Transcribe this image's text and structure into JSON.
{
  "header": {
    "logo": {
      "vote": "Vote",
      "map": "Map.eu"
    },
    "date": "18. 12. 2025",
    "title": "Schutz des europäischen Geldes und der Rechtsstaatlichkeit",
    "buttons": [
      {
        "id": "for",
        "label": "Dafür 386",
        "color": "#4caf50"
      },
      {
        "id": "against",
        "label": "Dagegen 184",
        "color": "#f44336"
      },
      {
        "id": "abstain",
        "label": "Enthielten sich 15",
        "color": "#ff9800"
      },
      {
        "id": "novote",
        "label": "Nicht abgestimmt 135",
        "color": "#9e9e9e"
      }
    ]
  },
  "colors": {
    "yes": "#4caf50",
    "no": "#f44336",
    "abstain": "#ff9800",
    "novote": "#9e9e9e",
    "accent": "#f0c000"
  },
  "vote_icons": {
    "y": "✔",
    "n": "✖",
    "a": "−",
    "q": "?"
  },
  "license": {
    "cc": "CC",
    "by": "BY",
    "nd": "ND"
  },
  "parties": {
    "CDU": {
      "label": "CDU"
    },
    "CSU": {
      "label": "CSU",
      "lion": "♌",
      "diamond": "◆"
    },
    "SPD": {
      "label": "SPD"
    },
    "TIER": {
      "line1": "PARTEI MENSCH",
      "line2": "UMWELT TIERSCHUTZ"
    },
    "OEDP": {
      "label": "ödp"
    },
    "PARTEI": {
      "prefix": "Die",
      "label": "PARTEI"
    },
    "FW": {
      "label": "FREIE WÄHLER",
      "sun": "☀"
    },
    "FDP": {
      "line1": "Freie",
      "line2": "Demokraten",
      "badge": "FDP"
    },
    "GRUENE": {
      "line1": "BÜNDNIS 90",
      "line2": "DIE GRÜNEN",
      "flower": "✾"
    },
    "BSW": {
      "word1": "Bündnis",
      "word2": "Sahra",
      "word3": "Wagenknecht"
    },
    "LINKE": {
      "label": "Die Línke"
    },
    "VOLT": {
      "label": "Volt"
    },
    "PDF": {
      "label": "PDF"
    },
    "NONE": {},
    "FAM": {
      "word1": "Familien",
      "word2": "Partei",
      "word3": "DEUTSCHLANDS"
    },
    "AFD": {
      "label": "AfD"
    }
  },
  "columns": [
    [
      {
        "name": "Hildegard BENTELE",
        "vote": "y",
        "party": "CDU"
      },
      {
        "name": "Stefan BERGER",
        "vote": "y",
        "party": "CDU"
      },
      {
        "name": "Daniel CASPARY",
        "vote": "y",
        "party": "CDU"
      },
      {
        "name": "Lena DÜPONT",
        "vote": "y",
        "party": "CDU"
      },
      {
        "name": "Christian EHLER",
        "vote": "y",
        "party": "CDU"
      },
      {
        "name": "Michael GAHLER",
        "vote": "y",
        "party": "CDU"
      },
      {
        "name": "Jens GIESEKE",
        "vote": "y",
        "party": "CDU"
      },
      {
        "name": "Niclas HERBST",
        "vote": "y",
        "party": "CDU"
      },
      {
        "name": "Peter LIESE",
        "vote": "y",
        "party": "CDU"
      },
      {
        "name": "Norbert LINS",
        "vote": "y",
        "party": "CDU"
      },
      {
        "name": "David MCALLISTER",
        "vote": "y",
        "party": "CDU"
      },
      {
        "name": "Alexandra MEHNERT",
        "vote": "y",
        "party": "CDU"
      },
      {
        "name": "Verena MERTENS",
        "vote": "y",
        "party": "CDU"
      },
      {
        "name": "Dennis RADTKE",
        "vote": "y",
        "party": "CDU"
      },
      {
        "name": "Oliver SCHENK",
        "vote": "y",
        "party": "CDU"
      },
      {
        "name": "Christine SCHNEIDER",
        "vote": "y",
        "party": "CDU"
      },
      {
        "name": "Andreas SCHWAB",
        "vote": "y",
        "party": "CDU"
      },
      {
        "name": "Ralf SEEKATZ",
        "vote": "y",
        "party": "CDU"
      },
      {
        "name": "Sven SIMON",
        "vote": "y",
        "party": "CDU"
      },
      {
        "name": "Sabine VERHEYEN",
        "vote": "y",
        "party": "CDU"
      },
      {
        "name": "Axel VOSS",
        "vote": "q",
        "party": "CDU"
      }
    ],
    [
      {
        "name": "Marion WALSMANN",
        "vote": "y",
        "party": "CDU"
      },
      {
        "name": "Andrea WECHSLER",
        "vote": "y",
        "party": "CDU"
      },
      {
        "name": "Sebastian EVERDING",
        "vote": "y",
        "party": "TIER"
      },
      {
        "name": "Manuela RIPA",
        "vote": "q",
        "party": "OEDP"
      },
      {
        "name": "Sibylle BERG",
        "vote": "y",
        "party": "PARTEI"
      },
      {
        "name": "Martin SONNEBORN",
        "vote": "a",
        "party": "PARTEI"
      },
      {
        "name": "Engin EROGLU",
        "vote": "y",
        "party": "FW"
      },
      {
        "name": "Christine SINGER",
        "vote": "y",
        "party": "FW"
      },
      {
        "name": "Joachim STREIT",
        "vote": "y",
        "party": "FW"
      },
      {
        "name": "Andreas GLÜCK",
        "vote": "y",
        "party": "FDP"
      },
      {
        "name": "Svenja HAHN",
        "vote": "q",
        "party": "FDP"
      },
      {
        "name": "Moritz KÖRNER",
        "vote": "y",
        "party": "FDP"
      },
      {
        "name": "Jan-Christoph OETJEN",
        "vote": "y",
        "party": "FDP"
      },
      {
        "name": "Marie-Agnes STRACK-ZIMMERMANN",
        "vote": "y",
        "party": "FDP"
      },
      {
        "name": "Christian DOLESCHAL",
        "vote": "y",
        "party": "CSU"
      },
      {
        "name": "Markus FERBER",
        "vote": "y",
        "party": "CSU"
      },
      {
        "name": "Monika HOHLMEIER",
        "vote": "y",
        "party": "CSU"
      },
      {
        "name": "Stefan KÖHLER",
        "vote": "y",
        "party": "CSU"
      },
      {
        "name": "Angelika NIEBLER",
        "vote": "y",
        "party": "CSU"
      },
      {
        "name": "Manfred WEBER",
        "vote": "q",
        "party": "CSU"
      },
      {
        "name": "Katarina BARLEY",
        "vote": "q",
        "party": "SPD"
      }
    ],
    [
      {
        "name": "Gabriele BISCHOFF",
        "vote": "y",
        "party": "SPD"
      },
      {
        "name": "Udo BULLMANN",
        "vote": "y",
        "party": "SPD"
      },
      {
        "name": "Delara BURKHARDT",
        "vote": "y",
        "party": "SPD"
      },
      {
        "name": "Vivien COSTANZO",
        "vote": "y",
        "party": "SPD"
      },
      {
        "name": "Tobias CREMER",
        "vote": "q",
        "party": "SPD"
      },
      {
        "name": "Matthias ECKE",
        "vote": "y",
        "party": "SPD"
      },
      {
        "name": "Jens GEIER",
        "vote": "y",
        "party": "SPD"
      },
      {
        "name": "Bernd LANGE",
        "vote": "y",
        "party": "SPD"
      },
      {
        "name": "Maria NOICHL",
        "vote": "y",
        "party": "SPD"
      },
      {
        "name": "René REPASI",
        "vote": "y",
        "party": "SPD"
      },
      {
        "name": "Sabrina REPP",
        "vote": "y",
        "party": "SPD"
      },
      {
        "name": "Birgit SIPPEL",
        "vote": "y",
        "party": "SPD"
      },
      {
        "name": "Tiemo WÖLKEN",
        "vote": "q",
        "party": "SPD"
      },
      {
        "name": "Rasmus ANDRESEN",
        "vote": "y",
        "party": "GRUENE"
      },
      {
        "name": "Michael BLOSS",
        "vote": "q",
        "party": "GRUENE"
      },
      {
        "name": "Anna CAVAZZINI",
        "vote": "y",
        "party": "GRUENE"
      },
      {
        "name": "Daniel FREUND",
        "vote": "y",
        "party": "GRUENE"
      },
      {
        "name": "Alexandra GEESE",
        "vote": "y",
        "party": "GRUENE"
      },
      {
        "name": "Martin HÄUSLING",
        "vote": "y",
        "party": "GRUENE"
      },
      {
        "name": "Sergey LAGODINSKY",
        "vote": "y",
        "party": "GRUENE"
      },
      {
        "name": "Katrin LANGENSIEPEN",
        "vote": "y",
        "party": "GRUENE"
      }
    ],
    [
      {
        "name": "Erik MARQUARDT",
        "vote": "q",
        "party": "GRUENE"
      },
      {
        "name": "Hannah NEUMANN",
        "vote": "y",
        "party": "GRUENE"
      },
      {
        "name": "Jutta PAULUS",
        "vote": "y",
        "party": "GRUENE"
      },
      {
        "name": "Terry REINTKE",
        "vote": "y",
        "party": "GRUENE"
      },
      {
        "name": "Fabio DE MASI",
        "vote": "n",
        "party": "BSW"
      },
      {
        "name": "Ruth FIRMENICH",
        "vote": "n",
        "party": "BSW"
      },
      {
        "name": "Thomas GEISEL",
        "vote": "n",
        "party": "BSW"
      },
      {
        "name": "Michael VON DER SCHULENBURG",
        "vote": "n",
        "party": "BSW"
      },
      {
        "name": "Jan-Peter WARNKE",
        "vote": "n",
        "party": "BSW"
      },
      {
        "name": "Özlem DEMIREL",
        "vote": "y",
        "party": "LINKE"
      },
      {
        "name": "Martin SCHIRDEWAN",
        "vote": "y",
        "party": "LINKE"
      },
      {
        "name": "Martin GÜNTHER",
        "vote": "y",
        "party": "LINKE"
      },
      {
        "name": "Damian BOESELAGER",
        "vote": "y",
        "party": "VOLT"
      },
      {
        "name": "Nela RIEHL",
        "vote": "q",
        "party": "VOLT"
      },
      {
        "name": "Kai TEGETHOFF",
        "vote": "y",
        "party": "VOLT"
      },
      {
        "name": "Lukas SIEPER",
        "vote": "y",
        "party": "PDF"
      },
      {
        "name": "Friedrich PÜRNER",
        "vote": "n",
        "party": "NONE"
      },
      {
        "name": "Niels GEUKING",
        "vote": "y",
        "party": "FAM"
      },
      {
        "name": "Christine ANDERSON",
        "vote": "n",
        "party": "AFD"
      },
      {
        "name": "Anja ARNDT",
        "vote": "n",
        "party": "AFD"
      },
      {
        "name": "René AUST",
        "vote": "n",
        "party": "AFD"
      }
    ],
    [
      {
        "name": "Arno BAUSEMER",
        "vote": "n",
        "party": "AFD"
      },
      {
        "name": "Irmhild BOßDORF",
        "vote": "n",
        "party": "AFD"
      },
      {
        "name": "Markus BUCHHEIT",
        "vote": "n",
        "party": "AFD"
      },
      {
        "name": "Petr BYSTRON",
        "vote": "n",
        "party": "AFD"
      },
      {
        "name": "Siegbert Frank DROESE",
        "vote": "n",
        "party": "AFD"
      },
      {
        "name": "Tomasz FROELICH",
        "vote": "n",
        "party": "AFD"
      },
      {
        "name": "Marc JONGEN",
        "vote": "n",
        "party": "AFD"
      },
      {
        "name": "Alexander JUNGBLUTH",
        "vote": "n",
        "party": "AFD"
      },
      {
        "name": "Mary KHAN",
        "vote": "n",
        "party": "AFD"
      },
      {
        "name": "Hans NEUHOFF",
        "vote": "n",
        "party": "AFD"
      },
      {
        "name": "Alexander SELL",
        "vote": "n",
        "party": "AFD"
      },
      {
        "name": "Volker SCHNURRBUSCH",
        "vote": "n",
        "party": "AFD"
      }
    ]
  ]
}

★ ★ ★ ★

What is expected
Return from the data every line that holds "Daniel".

Final result
        "name": "Daniel CASPARY",
        "name": "Daniel FREUND",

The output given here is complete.